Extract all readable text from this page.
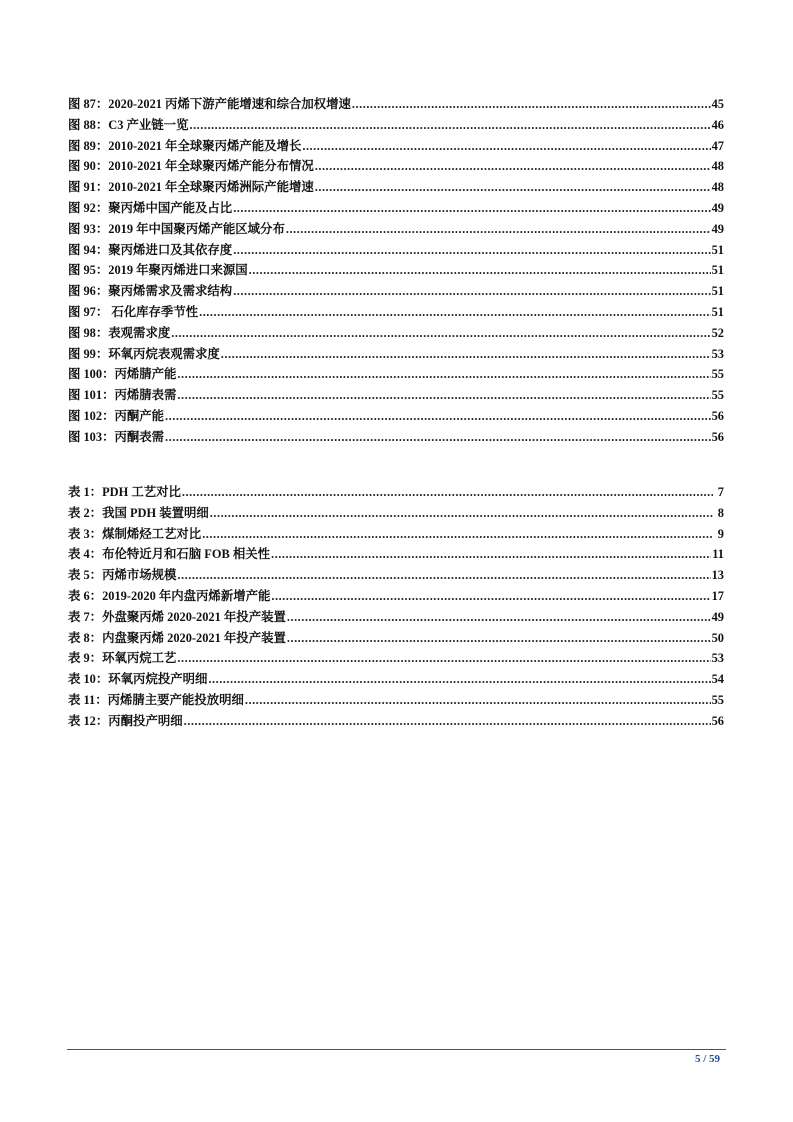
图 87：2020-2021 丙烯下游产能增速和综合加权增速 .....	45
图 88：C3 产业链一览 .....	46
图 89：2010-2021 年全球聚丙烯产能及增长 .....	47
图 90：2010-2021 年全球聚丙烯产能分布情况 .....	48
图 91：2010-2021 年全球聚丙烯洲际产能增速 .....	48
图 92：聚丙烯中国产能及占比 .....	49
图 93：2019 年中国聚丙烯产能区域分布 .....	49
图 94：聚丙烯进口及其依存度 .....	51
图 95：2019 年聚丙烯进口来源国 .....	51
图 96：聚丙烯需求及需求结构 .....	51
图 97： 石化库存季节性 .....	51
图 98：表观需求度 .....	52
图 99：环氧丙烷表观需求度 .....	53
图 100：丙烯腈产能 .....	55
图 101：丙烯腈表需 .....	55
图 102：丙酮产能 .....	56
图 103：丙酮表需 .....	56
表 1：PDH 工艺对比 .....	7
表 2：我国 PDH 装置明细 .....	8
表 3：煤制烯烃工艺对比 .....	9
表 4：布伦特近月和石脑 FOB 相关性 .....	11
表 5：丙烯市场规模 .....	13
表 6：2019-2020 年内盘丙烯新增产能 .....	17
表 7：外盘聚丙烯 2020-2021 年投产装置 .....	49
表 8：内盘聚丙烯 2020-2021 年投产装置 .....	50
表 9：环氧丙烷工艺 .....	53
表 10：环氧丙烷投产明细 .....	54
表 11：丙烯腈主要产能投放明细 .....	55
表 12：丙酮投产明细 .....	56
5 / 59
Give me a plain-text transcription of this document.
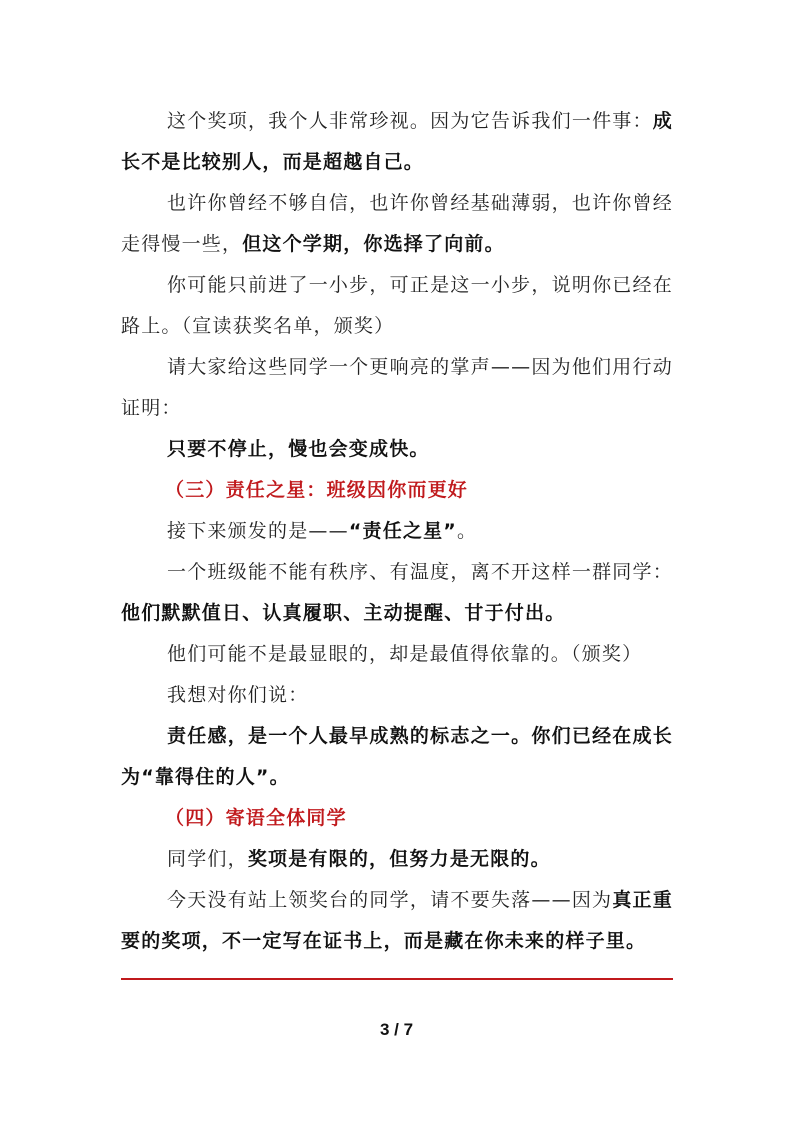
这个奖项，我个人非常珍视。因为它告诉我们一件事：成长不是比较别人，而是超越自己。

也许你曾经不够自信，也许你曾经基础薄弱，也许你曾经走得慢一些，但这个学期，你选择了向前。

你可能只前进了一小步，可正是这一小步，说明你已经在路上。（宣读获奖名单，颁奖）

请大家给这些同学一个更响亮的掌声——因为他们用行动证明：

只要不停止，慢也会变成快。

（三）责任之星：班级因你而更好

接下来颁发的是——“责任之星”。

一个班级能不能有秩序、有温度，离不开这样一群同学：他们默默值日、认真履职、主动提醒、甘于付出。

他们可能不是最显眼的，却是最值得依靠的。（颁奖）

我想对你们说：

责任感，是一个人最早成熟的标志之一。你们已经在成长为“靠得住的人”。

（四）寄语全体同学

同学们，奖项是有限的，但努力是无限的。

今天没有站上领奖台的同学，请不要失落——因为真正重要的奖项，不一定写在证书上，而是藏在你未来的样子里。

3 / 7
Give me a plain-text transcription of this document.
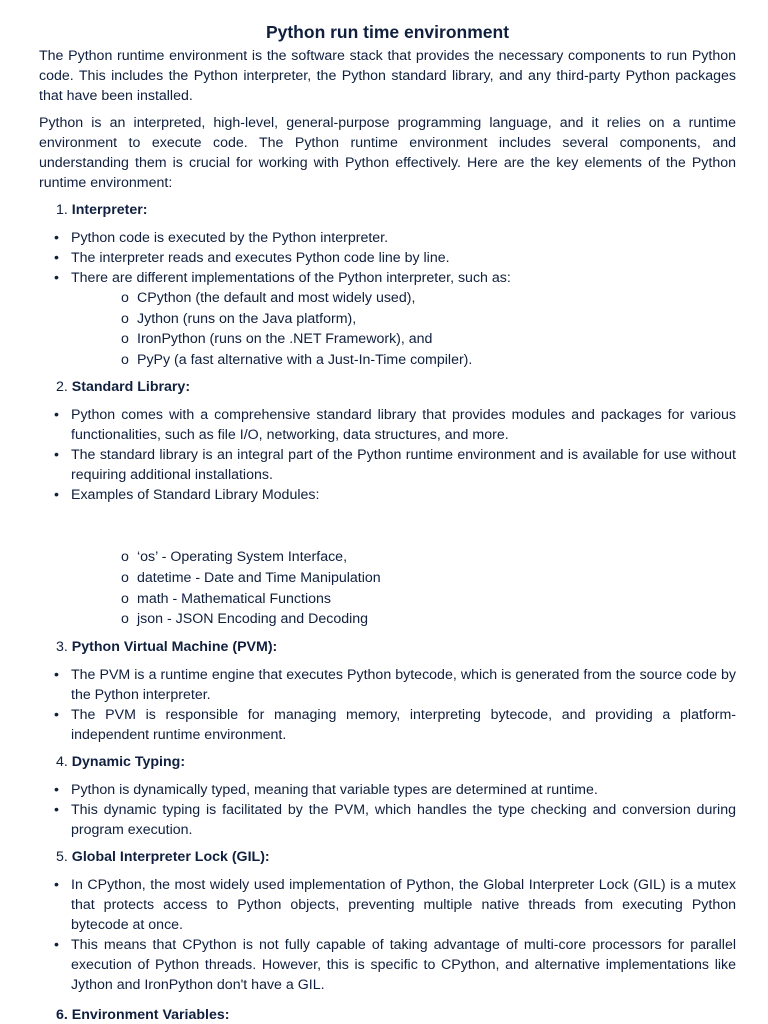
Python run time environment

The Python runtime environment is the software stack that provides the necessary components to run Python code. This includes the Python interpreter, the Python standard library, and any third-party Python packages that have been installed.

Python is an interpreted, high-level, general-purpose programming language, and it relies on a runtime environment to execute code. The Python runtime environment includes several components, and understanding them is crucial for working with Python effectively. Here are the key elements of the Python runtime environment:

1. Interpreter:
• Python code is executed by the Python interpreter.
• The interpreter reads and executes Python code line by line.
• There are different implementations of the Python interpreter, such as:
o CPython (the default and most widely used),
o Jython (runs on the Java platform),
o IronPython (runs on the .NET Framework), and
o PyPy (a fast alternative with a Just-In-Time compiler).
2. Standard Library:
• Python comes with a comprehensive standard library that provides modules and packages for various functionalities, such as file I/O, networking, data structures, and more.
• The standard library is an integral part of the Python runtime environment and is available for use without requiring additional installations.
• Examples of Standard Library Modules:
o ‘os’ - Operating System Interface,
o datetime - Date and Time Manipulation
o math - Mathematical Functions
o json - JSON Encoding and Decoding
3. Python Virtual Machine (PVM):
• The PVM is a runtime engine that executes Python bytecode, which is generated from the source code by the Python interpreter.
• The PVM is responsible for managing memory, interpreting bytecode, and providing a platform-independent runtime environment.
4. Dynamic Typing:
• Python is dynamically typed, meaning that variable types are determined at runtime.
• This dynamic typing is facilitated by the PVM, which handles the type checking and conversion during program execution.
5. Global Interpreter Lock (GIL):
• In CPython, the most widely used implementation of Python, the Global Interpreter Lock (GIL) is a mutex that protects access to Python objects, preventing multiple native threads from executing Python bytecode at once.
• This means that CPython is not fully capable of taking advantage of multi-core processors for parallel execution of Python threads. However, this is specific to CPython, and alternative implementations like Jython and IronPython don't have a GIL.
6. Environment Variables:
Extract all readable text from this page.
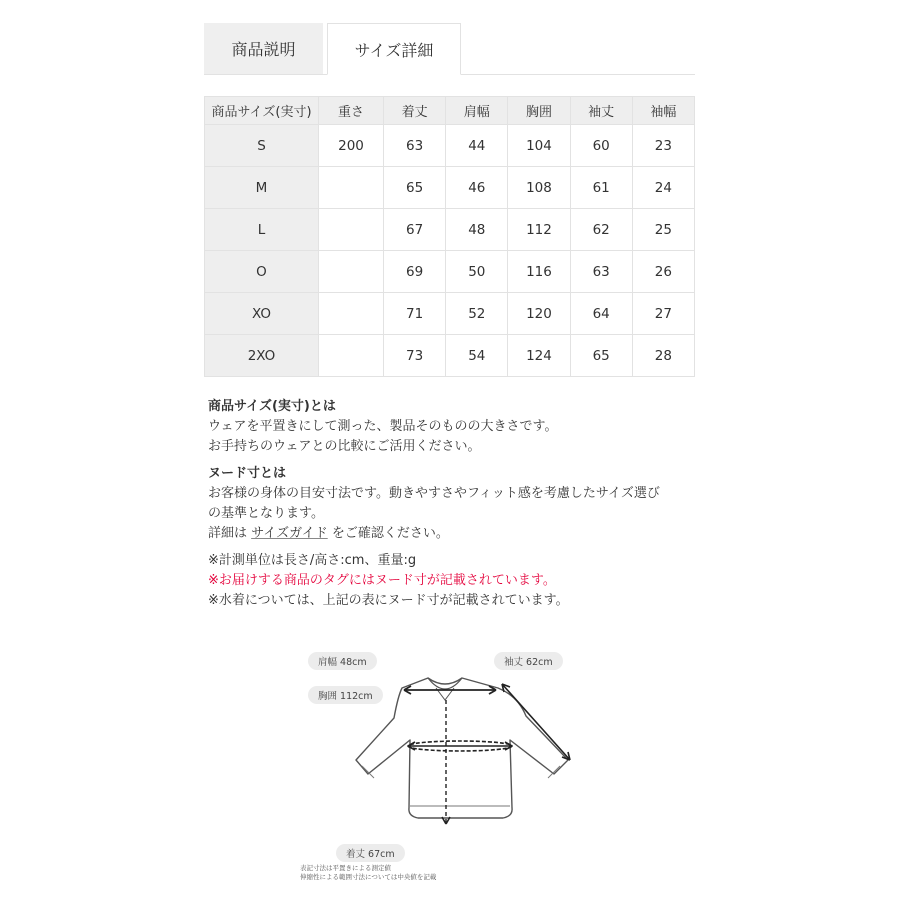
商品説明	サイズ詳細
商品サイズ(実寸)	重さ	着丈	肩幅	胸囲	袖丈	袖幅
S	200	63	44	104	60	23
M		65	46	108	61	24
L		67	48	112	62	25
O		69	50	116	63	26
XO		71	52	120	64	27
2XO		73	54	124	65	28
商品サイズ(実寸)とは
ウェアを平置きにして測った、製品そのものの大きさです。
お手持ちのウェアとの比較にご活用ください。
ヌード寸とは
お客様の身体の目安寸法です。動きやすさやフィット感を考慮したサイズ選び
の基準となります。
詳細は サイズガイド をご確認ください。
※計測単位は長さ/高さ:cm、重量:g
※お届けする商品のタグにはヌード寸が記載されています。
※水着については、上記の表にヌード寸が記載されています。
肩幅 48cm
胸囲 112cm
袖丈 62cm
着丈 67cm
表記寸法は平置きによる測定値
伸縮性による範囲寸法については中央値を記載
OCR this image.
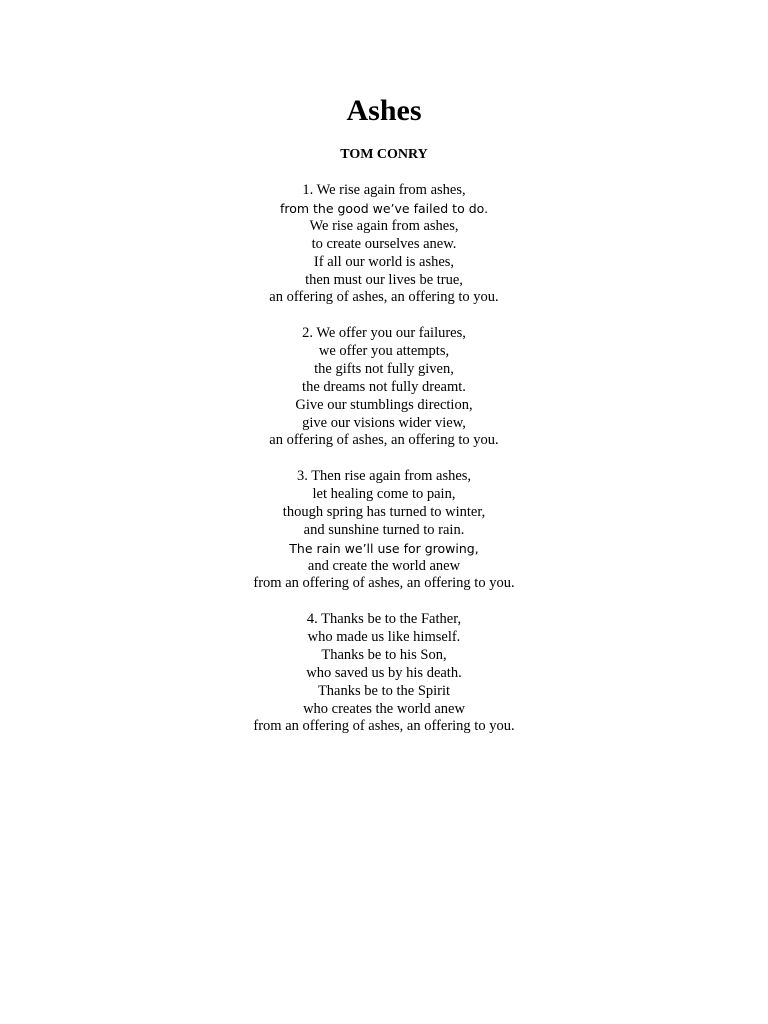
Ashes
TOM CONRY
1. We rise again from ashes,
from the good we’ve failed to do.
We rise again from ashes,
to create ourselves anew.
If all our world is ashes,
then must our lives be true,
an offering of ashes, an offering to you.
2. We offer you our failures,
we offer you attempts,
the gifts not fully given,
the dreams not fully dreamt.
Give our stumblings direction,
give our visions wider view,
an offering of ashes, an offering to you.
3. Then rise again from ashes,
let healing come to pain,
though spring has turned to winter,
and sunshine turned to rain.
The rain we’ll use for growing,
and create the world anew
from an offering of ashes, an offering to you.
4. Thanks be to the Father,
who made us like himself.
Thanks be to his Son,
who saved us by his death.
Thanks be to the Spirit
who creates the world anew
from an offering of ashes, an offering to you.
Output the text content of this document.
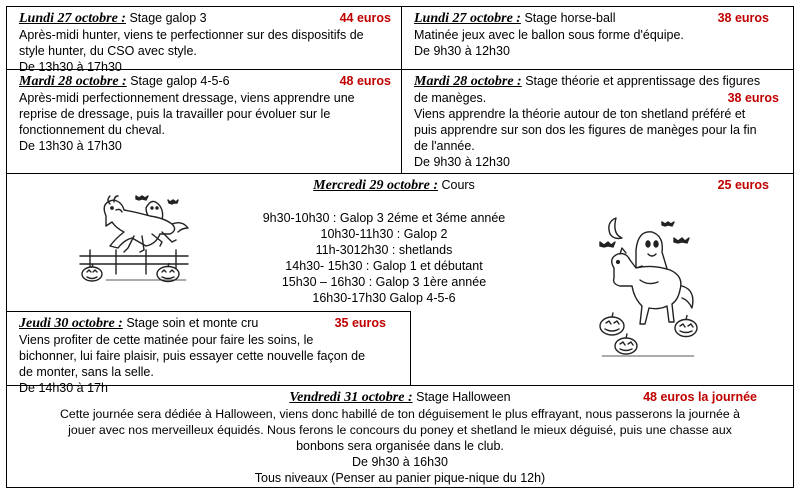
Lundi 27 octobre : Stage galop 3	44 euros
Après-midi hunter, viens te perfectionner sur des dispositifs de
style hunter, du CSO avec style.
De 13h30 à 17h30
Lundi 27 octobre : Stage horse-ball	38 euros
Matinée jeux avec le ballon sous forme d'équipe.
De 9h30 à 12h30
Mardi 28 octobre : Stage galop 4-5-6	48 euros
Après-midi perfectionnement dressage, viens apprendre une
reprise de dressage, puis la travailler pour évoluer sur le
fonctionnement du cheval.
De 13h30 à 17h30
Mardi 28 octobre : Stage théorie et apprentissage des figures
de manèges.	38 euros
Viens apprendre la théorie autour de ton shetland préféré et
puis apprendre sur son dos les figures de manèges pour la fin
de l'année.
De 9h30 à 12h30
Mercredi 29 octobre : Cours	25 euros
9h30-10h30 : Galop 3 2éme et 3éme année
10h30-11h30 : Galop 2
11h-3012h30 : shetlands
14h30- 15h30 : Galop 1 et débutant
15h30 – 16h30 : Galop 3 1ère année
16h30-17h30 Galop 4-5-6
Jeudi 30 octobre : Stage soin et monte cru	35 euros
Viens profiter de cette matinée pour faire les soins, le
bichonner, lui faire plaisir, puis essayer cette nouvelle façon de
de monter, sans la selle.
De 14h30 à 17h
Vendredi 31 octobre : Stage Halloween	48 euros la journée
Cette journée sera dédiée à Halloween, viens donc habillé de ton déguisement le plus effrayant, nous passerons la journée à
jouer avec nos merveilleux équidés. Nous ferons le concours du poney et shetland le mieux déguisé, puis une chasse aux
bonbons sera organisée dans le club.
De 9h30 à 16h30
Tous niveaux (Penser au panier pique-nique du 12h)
:::
Exercise prompt: Reproduce the data word for word, excluding its pictures.

Result for this exercise:
Extract all readable text from this page.
图 87：2020-2021 丙烯下游产能增速和综合加权增速 .....	45
图 88：C3 产业链一览 .....	46
图 89：2010-2021 年全球聚丙烯产能及增长 .....	47
图 90：2010-2021 年全球聚丙烯产能分布情况 .....	48
图 91：2010-2021 年全球聚丙烯洲际产能增速 .....	48
图 92：聚丙烯中国产能及占比 .....	49
图 93：2019 年中国聚丙烯产能区域分布 .....	49
图 94：聚丙烯进口及其依存度 .....	51
图 95：2019 年聚丙烯进口来源国 .....	51
图 96：聚丙烯需求及需求结构 .....	51
图 97： 石化库存季节性 .....	51
图 98：表观需求度 .....	52
图 99：环氧丙烷表观需求度 .....	53
图 100：丙烯腈产能 .....	55
图 101：丙烯腈表需 .....	55
图 102：丙酮产能 .....	56
图 103：丙酮表需 .....	56
表 1：PDH 工艺对比 .....	7
表 2：我国 PDH 装置明细 .....	8
表 3：煤制烯烃工艺对比 .....	9
表 4：布伦特近月和石脑 FOB 相关性 .....	11
表 5：丙烯市场规模 .....	13
表 6：2019-2020 年内盘丙烯新增产能 .....	17
表 7：外盘聚丙烯 2020-2021 年投产装置 .....	49
表 8：内盘聚丙烯 2020-2021 年投产装置 .....	50
表 9：环氧丙烷工艺 .....	53
表 10：环氧丙烷投产明细 .....	54
表 11：丙烯腈主要产能投放明细 .....	55
表 12：丙酮投产明细 .....	56
5 / 59
Give me a plain-text transcription of this document.
这个奖项，我个人非常珍视。因为它告诉我们一件事：成长不是比较别人，而是超越自己。

也许你曾经不够自信，也许你曾经基础薄弱，也许你曾经走得慢一些，但这个学期，你选择了向前。

你可能只前进了一小步，可正是这一小步，说明你已经在路上。（宣读获奖名单，颁奖）

请大家给这些同学一个更响亮的掌声——因为他们用行动证明：

只要不停止，慢也会变成快。

（三）责任之星：班级因你而更好

接下来颁发的是——“责任之星”。

一个班级能不能有秩序、有温度，离不开这样一群同学：他们默默值日、认真履职、主动提醒、甘于付出。

他们可能不是最显眼的，却是最值得依靠的。（颁奖）

我想对你们说：

责任感，是一个人最早成熟的标志之一。你们已经在成长为“靠得住的人”。

（四）寄语全体同学

同学们，奖项是有限的，但努力是无限的。

今天没有站上领奖台的同学，请不要失落——因为真正重要的奖项，不一定写在证书上，而是藏在你未来的样子里。

3 / 7
Give me a plain-text transcription of this document.
Python run time environment

The Python runtime environment is the software stack that provides the necessary components to run Python code. This includes the Python interpreter, the Python standard library, and any third-party Python packages that have been installed.

Python is an interpreted, high-level, general-purpose programming language, and it relies on a runtime environment to execute code. The Python runtime environment includes several components, and understanding them is crucial for working with Python effectively. Here are the key elements of the Python runtime environment:

1. Interpreter:
• Python code is executed by the Python interpreter.
• The interpreter reads and executes Python code line by line.
• There are different implementations of the Python interpreter, such as:
o CPython (the default and most widely used),
o Jython (runs on the Java platform),
o IronPython (runs on the .NET Framework), and
o PyPy (a fast alternative with a Just-In-Time compiler).
2. Standard Library:
• Python comes with a comprehensive standard library that provides modules and packages for various functionalities, such as file I/O, networking, data structures, and more.
• The standard library is an integral part of the Python runtime environment and is available for use without requiring additional installations.
• Examples of Standard Library Modules:
o ‘os’ - Operating System Interface,
o datetime - Date and Time Manipulation
o math - Mathematical Functions
o json - JSON Encoding and Decoding
3. Python Virtual Machine (PVM):
• The PVM is a runtime engine that executes Python bytecode, which is generated from the source code by the Python interpreter.
• The PVM is responsible for managing memory, interpreting bytecode, and providing a platform-independent runtime environment.
4. Dynamic Typing:
• Python is dynamically typed, meaning that variable types are determined at runtime.
• This dynamic typing is facilitated by the PVM, which handles the type checking and conversion during program execution.
5. Global Interpreter Lock (GIL):
• In CPython, the most widely used implementation of Python, the Global Interpreter Lock (GIL) is a mutex that protects access to Python objects, preventing multiple native threads from executing Python bytecode at once.
• This means that CPython is not fully capable of taking advantage of multi-core processors for parallel execution of Python threads. However, this is specific to CPython, and alternative implementations like Jython and IronPython don't have a GIL.
6. Environment Variables:
Extract all readable text from this page.
商品説明	サイズ詳細
商品サイズ(実寸)	重さ	着丈	肩幅	胸囲	袖丈	袖幅
S	200	63	44	104	60	23
M		65	46	108	61	24
L		67	48	112	62	25
O		69	50	116	63	26
XO		71	52	120	64	27
2XO		73	54	124	65	28
商品サイズ(実寸)とは
ウェアを平置きにして測った、製品そのものの大きさです。
お手持ちのウェアとの比較にご活用ください。
ヌード寸とは
お客様の身体の目安寸法です。動きやすさやフィット感を考慮したサイズ選び
の基準となります。
詳細は サイズガイド をご確認ください。
※計測単位は長さ/高さ:cm、重量:g
※お届けする商品のタグにはヌード寸が記載されています。
※水着については、上記の表にヌード寸が記載されています。
肩幅 48cm
胸囲 112cm
袖丈 62cm
着丈 67cm
表記寸法は平置きによる測定値
伸縮性による範囲寸法については中央値を記載
OCR this image.
Ashes
TOM CONRY
1. We rise again from ashes,
from the good we’ve failed to do.
We rise again from ashes,
to create ourselves anew.
If all our world is ashes,
then must our lives be true,
an offering of ashes, an offering to you.
2. We offer you our failures,
we offer you attempts,
the gifts not fully given,
the dreams not fully dreamt.
Give our stumblings direction,
give our visions wider view,
an offering of ashes, an offering to you.
3. Then rise again from ashes,
let healing come to pain,
though spring has turned to winter,
and sunshine turned to rain.
The rain we’ll use for growing,
and create the world anew
from an offering of ashes, an offering to you.
4. Thanks be to the Father,
who made us like himself.
Thanks be to his Son,
who saved us by his death.
Thanks be to the Spirit
who creates the world anew
from an offering of ashes, an offering to you.
Output the text content of this document.
Lundi 27 octobre : Stage galop 3	44 euros
Après-midi hunter, viens te perfectionner sur des dispositifs de
style hunter, du CSO avec style.
De 13h30 à 17h30
Lundi 27 octobre : Stage horse-ball	38 euros
Matinée jeux avec le ballon sous forme d'équipe.
De 9h30 à 12h30
Mardi 28 octobre : Stage galop 4-5-6	48 euros
Après-midi perfectionnement dressage, viens apprendre une
reprise de dressage, puis la travailler pour évoluer sur le
fonctionnement du cheval.
De 13h30 à 17h30
Mardi 28 octobre : Stage théorie et apprentissage des figures
de manèges.	38 euros
Viens apprendre la théorie autour de ton shetland préféré et
puis apprendre sur son dos les figures de manèges pour la fin
de l'année.
De 9h30 à 12h30
Mercredi 29 octobre : Cours	25 euros
9h30-10h30 : Galop 3 2éme et 3éme année
10h30-11h30 : Galop 2
11h-3012h30 : shetlands
14h30- 15h30 : Galop 1 et débutant
15h30 – 16h30 : Galop 3 1ère année
16h30-17h30 Galop 4-5-6
Jeudi 30 octobre : Stage soin et monte cru	35 euros
Viens profiter de cette matinée pour faire les soins, le
bichonner, lui faire plaisir, puis essayer cette nouvelle façon de
de monter, sans la selle.
De 14h30 à 17h
Vendredi 31 octobre : Stage Halloween	48 euros la journée
Cette journée sera dédiée à Halloween, viens donc habillé de ton déguisement le plus effrayant, nous passerons la journée à
jouer avec nos merveilleux équidés. Nous ferons le concours du poney et shetland le mieux déguisé, puis une chasse aux
bonbons sera organisée dans le club.
De 9h30 à 16h30
Tous niveaux (Penser au panier pique-nique du 12h)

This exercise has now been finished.